[Data records]
'''
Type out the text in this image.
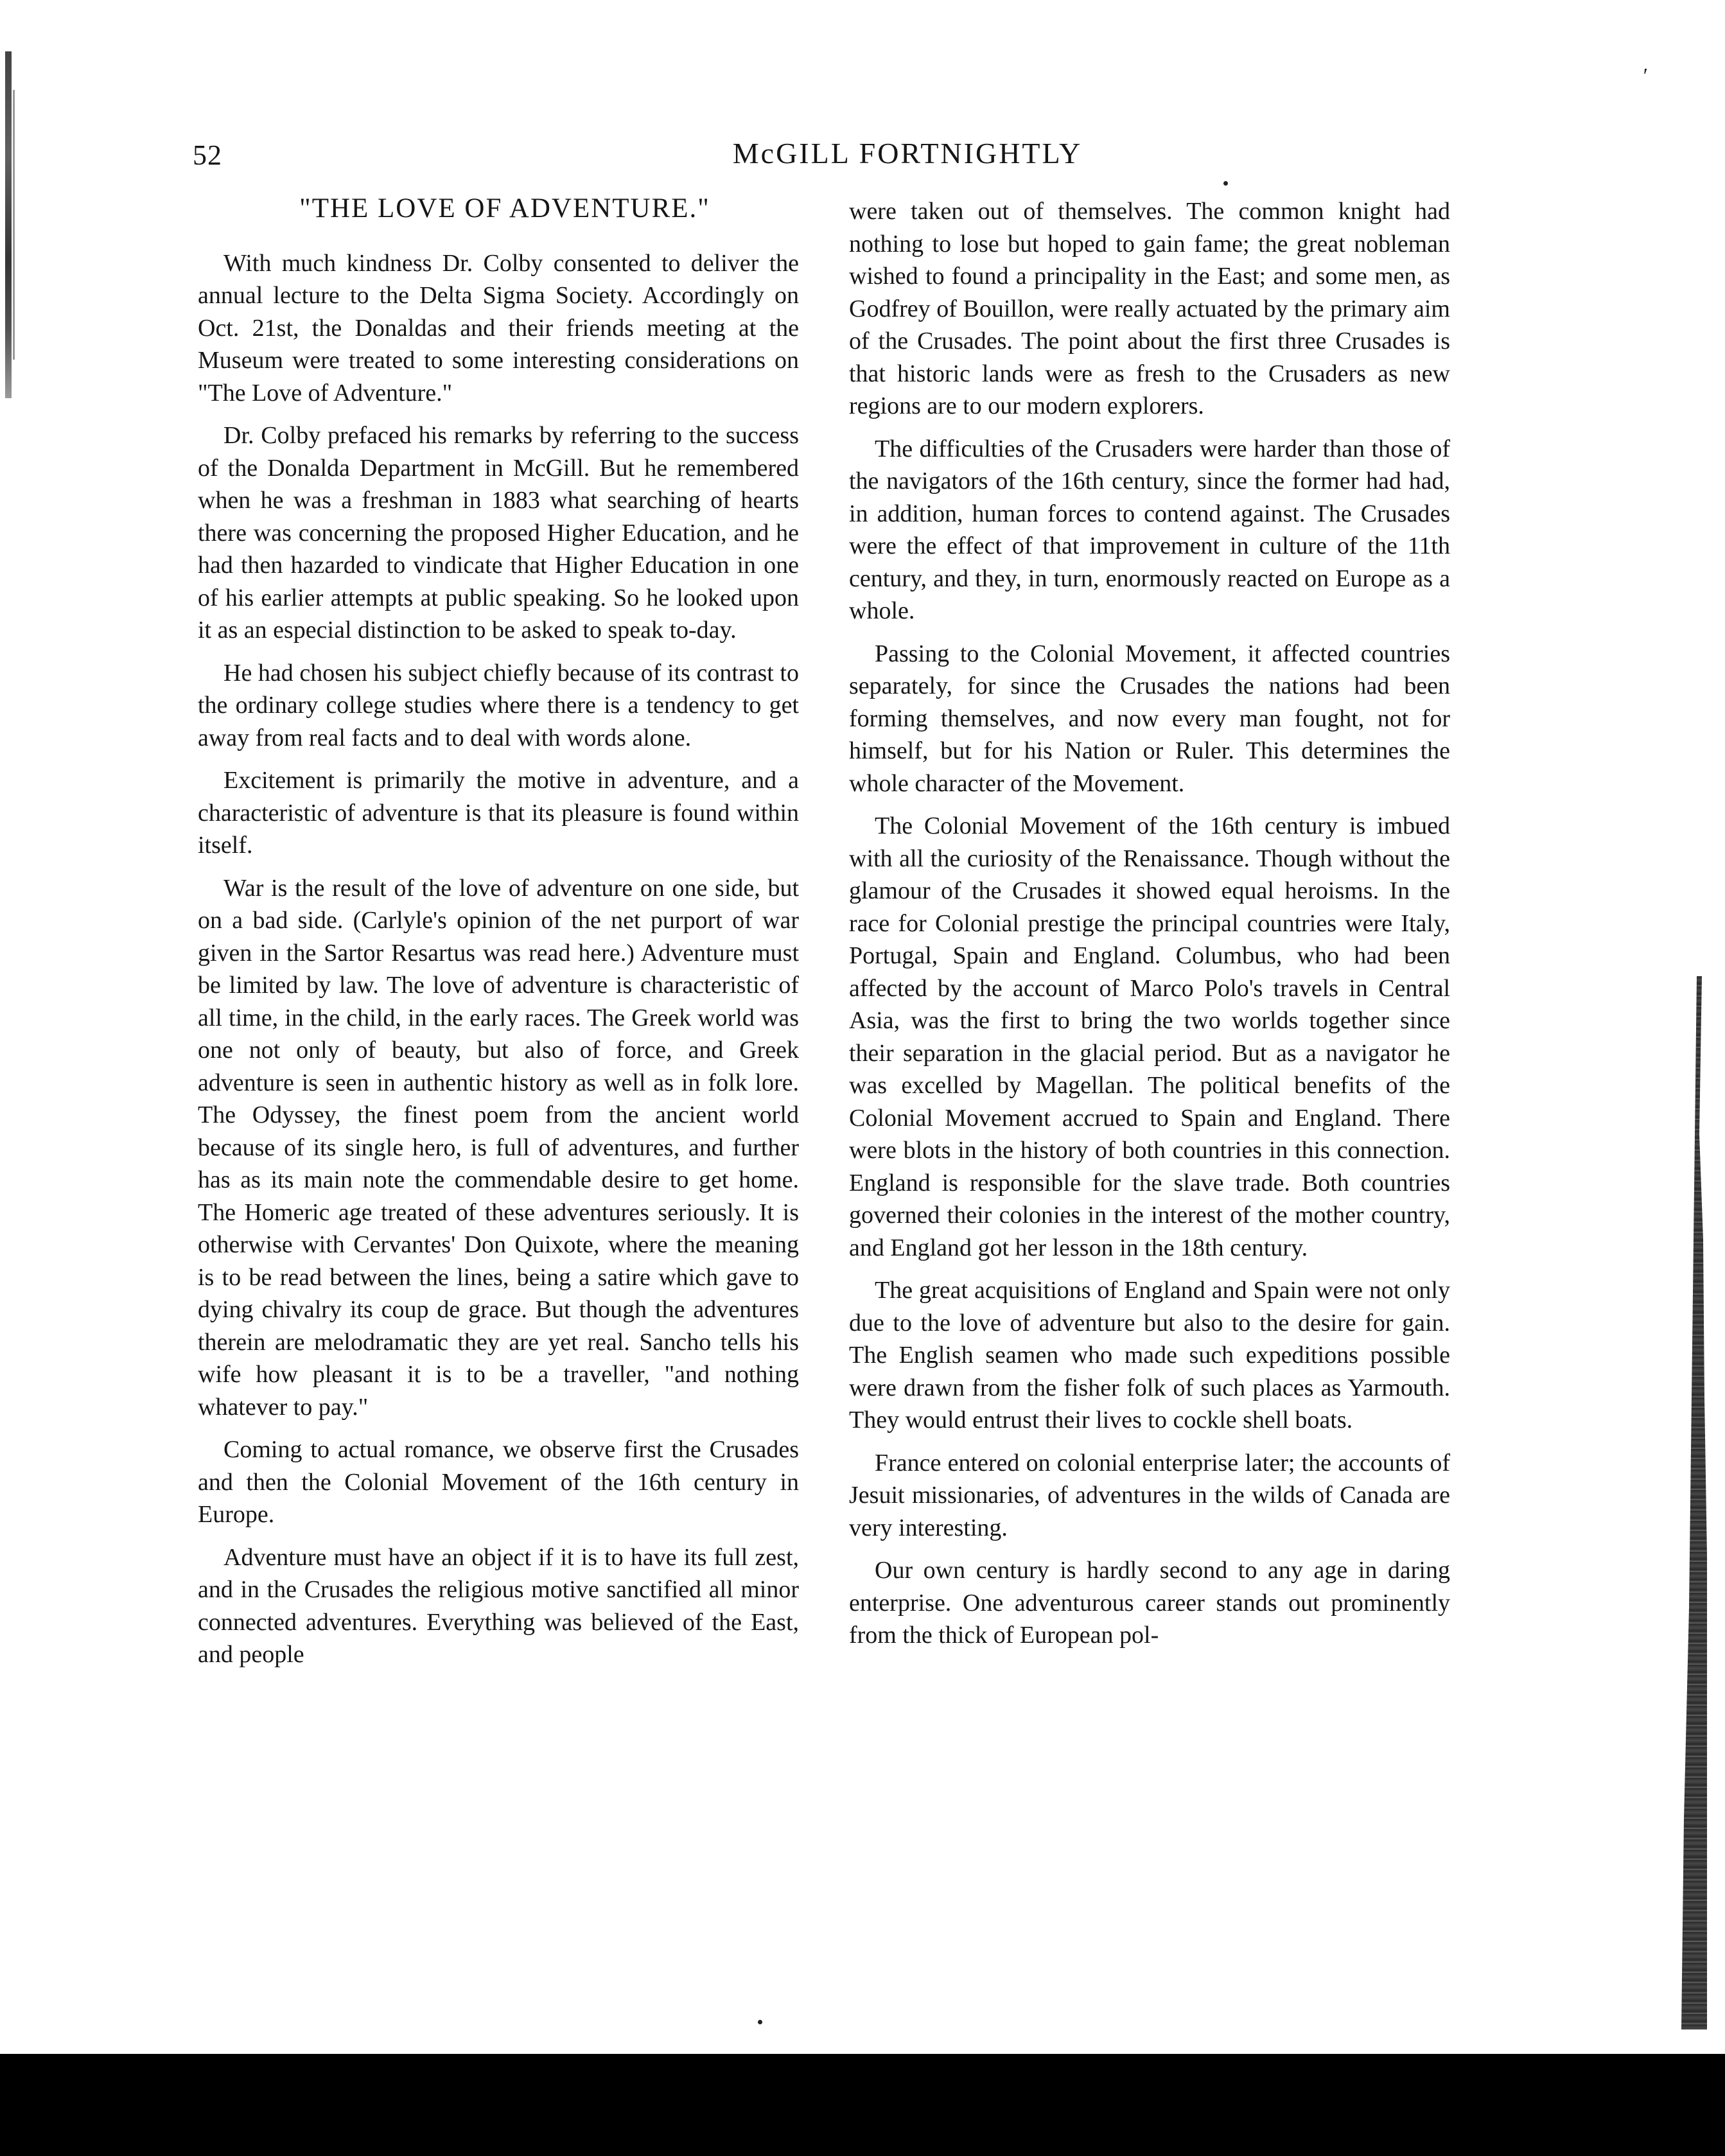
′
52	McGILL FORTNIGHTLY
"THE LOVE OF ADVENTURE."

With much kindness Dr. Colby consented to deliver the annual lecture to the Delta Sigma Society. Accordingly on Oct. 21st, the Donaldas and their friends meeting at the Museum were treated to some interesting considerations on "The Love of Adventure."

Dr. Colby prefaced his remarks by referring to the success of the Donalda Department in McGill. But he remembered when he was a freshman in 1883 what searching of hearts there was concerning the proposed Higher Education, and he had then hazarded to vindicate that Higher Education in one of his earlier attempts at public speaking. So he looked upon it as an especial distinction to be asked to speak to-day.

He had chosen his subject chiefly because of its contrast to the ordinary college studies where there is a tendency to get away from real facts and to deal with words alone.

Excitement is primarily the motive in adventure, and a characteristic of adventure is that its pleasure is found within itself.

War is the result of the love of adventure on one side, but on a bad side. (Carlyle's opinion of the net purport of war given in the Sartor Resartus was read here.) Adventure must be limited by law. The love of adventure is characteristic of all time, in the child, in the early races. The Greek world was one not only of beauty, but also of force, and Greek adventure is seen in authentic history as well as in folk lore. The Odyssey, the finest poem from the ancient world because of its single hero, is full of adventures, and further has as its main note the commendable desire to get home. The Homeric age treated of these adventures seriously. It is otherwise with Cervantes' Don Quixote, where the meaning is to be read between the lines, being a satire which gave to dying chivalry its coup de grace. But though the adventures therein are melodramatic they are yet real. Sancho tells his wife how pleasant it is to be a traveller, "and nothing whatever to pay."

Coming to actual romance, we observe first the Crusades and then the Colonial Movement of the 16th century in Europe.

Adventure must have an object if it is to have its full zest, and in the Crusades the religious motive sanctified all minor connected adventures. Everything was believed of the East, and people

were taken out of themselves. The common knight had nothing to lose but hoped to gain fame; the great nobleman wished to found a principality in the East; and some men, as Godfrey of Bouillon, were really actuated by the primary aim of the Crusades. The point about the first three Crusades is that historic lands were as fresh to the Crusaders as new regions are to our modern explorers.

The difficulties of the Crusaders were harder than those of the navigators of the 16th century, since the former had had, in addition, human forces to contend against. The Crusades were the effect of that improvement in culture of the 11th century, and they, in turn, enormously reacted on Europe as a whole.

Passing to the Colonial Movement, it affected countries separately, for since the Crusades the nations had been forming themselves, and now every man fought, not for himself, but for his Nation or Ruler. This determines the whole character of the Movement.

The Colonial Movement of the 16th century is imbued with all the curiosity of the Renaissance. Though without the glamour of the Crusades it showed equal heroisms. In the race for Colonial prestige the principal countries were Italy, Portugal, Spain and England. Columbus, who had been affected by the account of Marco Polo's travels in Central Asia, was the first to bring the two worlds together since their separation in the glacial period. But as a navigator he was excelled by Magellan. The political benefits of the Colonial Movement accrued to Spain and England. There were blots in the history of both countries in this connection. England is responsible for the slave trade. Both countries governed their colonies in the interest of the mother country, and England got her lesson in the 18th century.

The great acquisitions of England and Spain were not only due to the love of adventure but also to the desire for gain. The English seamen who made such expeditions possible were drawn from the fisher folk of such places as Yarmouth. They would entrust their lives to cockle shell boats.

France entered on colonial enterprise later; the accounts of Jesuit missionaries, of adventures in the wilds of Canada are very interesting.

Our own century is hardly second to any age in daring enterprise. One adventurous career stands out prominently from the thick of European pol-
'''
'''
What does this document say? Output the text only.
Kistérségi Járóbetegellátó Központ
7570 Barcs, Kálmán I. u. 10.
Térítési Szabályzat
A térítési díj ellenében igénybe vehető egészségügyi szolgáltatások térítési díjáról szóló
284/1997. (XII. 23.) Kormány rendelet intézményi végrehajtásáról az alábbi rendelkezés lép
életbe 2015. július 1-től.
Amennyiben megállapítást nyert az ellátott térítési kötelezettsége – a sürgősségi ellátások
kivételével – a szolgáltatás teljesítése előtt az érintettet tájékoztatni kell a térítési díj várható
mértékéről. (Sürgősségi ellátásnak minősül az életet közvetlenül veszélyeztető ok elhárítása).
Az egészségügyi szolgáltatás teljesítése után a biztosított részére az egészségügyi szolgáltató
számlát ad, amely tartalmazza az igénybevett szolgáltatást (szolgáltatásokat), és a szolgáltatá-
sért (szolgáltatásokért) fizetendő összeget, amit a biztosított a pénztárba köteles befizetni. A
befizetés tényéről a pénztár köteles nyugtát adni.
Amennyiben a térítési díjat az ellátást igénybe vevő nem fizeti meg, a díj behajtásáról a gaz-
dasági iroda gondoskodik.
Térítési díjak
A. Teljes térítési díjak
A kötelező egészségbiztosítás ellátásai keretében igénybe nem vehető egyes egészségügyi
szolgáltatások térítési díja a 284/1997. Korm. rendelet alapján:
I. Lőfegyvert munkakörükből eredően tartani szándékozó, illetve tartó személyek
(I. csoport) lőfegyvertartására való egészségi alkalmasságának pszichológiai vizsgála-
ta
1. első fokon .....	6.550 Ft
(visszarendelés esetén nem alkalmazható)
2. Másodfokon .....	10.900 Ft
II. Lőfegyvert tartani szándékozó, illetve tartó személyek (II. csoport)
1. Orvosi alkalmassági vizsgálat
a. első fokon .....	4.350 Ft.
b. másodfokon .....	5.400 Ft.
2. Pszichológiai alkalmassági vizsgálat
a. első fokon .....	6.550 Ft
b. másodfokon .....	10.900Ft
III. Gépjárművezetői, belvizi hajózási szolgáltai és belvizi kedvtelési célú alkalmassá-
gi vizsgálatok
'''
Find all lines where the word "text" appears. Copy them.

Exercise response =>
Type out the text in this image.
What does this document say? Output the text only.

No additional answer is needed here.